─── SOURCE EXTRACT ───
Resume Mistakes scaled

Three resume mistakes preventing you from starting the career you want

You’ve done the work and completed your FastForward training. You’ve even attained a few certifications, but now what? It’s time to kick-off your job search!

But before you start applying to job listings that fit your career path, you’ll probably need to update your resume, with information about your FastForward training program and the certifications you’ve received. While you’re at it, scan your resume to make sure you aren’t making these common resume mistakes, that could get your application tossed in the “no” pile.

Mistake #1: You are hiding your related experience in plain sight

You did FastForward training for a reason, to set yourself apart from other job seekers. Make sure you’re highlighting that experience so that it doesn’t get lost among all of the other experiences you’ve had. If you are struggling with how to do this, ask your Career Coach to point you in the right direction.

Where possible, cater your resume or application to the job listing. Your last job might not directly apply to your new career, but there are likely skills you can highlight that your future employer will be looking for. For example, if the job listing mentions customer service as a skill related to the job, focus on how your past experiences have allowed you to learn customer service skills. Frame your skills in a way that shows you’re ready for the career you want, not the jobs you’ve held in the past.
─── DATA ───
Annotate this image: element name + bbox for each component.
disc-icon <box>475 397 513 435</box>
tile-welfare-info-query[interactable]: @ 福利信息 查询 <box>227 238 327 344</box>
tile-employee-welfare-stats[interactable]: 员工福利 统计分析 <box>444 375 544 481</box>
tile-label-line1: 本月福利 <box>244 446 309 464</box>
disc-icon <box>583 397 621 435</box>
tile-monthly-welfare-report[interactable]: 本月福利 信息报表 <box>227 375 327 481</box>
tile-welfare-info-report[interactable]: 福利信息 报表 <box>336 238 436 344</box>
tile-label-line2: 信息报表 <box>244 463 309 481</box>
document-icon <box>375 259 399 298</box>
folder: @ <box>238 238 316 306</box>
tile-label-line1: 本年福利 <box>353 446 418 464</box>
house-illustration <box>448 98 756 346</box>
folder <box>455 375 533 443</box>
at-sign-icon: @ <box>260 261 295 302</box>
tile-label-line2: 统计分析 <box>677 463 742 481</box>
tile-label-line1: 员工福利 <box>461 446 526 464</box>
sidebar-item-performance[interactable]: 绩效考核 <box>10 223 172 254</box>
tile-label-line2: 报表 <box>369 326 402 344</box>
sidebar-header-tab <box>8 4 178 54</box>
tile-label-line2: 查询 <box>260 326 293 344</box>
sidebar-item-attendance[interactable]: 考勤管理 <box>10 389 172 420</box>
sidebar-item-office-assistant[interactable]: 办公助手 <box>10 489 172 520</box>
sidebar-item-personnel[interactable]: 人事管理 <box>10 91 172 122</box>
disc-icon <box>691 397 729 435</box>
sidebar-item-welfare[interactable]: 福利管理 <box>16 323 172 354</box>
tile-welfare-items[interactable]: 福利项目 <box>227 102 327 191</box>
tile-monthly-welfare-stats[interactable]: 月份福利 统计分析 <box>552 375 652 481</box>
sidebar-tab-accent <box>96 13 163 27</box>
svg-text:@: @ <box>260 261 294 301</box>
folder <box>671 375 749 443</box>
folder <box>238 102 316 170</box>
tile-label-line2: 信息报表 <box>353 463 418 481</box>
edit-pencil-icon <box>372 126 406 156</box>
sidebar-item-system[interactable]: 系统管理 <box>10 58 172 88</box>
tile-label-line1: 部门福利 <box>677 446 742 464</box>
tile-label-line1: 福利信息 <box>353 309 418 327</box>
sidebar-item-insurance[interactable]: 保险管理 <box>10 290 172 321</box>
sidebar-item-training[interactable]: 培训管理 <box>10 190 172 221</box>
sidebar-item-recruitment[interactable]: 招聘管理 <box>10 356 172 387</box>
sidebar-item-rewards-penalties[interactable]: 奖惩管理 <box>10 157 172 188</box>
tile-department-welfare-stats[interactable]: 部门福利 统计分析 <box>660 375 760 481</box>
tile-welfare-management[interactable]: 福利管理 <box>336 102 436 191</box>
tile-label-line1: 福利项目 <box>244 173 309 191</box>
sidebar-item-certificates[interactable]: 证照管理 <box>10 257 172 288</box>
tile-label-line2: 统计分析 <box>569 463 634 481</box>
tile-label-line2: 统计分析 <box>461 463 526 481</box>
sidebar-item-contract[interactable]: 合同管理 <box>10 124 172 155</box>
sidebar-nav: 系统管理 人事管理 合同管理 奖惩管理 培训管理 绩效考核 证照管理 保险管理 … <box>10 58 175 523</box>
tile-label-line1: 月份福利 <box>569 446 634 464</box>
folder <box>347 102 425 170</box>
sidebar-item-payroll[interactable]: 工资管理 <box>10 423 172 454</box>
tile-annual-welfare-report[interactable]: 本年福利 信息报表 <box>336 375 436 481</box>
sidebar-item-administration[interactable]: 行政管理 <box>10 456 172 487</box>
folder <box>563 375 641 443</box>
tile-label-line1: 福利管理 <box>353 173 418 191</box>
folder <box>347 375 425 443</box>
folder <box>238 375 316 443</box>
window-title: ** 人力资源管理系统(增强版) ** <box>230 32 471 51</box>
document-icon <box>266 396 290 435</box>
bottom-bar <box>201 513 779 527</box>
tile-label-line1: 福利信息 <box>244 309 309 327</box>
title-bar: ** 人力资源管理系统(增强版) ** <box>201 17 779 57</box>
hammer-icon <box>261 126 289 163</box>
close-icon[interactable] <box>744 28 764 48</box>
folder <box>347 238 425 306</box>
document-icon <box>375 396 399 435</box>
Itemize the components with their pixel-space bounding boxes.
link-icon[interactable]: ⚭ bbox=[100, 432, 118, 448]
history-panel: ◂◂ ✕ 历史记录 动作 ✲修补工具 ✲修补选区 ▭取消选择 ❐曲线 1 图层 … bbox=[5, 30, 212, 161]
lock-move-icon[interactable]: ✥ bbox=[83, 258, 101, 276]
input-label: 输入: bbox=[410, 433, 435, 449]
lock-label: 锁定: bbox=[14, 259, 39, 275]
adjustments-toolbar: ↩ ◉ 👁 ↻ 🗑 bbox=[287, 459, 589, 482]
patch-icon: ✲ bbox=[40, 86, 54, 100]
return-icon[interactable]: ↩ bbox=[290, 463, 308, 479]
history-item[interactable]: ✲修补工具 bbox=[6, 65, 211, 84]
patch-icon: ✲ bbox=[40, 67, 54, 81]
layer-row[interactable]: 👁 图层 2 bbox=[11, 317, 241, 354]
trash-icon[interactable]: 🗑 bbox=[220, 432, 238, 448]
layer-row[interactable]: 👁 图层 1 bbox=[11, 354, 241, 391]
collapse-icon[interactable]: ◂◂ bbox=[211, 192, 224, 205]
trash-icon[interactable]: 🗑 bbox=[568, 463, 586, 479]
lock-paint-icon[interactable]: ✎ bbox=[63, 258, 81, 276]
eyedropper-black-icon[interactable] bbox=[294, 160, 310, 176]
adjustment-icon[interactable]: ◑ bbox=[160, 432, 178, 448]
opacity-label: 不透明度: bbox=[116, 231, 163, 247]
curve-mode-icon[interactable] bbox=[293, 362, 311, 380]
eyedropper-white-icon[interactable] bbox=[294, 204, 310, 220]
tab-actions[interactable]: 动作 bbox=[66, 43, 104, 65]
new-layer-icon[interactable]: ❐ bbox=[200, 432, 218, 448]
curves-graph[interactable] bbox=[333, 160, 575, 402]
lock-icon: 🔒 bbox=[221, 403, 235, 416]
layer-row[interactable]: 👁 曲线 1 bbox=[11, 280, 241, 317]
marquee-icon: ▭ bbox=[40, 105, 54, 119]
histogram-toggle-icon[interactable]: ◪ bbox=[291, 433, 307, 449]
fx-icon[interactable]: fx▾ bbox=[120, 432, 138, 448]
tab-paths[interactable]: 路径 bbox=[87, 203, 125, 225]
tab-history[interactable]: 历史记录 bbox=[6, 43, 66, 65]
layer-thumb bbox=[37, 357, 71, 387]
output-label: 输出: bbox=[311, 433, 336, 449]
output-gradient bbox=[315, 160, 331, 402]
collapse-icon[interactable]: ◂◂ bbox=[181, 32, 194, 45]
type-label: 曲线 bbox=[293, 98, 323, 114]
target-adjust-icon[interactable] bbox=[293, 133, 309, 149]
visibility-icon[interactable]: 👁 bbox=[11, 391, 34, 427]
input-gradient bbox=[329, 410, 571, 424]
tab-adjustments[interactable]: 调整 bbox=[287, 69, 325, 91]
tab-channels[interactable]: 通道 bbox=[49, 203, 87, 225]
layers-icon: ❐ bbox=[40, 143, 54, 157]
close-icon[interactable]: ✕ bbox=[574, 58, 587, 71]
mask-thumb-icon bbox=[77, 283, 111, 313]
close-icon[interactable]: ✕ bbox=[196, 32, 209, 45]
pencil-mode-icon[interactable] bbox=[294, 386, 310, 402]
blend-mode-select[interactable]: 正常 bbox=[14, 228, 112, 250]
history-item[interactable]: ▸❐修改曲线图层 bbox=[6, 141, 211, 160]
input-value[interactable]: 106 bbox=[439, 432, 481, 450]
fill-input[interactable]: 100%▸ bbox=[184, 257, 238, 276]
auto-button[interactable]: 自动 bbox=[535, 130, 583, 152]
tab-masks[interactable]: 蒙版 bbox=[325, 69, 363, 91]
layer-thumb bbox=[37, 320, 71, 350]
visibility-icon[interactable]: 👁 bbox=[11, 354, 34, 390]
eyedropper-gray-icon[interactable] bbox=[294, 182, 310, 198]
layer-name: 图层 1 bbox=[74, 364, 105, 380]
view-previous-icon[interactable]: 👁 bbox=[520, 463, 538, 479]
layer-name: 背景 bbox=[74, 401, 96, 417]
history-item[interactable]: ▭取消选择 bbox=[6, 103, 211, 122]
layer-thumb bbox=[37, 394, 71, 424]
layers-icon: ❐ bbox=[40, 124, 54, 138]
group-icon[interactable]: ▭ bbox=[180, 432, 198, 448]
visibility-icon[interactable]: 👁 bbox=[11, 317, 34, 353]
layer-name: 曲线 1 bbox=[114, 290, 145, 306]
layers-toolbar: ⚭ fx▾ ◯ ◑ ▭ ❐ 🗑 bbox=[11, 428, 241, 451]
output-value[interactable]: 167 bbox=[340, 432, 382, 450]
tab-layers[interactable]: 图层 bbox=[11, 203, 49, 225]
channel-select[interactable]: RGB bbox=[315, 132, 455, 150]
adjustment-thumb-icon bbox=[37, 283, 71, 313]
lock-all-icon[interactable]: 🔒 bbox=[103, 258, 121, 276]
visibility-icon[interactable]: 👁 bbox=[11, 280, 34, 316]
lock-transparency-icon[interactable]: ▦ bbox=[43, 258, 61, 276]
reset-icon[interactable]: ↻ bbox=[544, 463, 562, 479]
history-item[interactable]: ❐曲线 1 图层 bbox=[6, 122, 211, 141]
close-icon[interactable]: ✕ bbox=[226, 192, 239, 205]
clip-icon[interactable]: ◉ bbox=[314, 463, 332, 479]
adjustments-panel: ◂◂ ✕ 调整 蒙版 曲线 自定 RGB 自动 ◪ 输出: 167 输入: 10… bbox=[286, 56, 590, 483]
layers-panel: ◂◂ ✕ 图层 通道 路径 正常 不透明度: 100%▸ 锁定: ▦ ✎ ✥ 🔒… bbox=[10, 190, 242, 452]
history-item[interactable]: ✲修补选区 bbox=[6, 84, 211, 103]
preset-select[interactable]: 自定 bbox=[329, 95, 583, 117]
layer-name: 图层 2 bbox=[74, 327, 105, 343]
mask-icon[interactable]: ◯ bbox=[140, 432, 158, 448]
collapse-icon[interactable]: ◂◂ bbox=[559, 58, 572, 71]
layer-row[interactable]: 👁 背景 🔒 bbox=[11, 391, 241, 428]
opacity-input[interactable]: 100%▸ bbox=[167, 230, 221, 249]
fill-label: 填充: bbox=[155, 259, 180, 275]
───
Please reproduce the part of the resume mistakes article between "Mistake #1: You" and "the right direction.", inclusive, replacing "Career Coach" with "Career Advisor". These items were taken from a different source than the article.

Mistake #1: You are hiding your related experience in plain sight

You did FastForward training for a reason, to set yourself apart from other job seekers. Make sure you’re highlighting that experience so that it doesn’t get lost among all of the other experiences you’ve had. If you are struggling with how to do this, ask your Career Advisor to point you in the right direction.